• EXTRACTED INFORMATION:
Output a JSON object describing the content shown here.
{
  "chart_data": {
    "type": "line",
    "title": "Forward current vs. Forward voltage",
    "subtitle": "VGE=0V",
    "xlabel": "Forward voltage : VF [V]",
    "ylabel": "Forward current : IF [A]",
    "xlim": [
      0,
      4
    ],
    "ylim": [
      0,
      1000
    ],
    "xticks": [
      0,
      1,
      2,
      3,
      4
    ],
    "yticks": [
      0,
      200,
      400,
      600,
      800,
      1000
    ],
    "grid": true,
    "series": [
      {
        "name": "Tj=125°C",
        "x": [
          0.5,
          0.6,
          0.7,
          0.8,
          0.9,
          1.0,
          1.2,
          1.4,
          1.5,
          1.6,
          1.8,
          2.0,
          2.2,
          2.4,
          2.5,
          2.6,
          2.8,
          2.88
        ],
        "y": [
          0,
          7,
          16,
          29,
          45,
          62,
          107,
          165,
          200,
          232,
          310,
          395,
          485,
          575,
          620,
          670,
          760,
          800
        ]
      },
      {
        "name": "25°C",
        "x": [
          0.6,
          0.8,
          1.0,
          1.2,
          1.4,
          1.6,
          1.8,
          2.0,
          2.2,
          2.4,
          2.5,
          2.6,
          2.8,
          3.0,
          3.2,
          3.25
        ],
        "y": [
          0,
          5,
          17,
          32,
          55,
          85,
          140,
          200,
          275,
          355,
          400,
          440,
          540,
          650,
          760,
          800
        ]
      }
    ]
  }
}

--

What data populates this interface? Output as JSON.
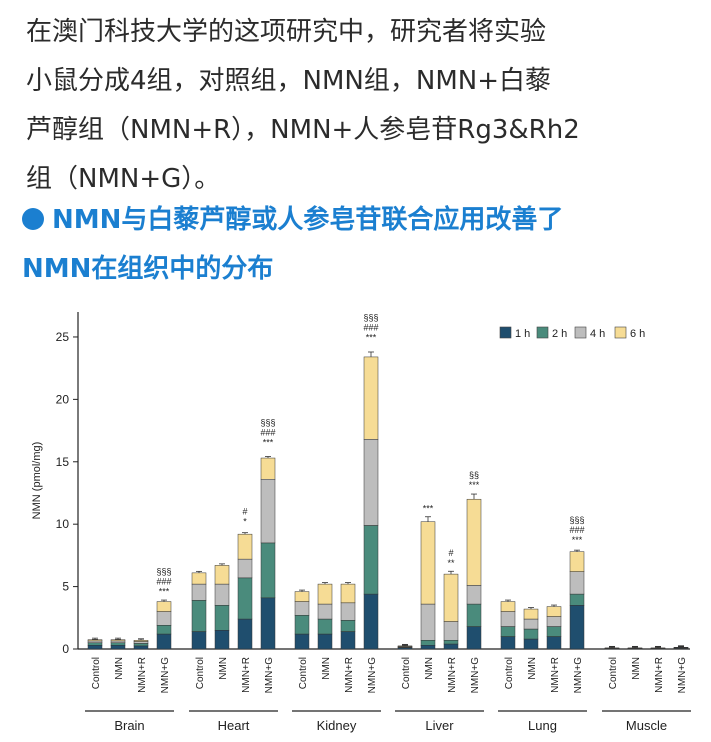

...

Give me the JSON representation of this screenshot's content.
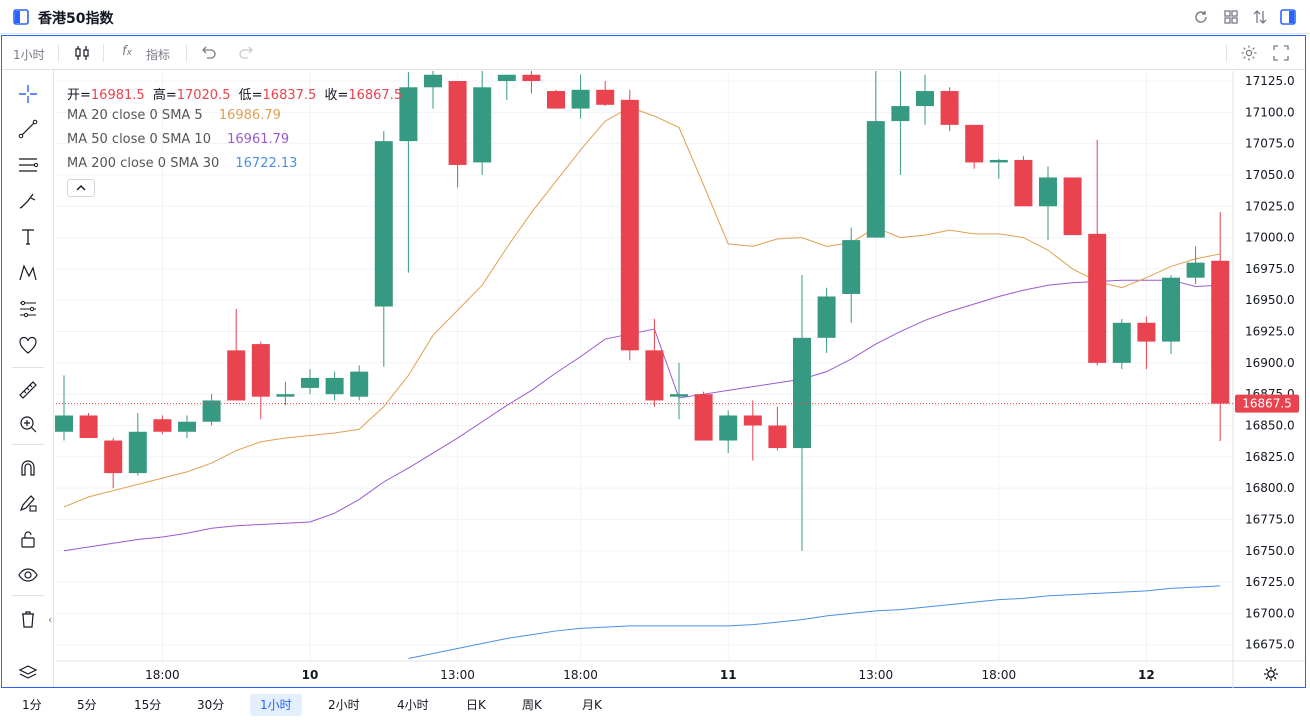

• WHAT YOU ARE ASKED TO DO: Return each line of the data that contains the string "this".

• ANSWER TO THE TASK:
What data populates this interface? Output as JSON.
Give me the JSON representation of this screenshot's content.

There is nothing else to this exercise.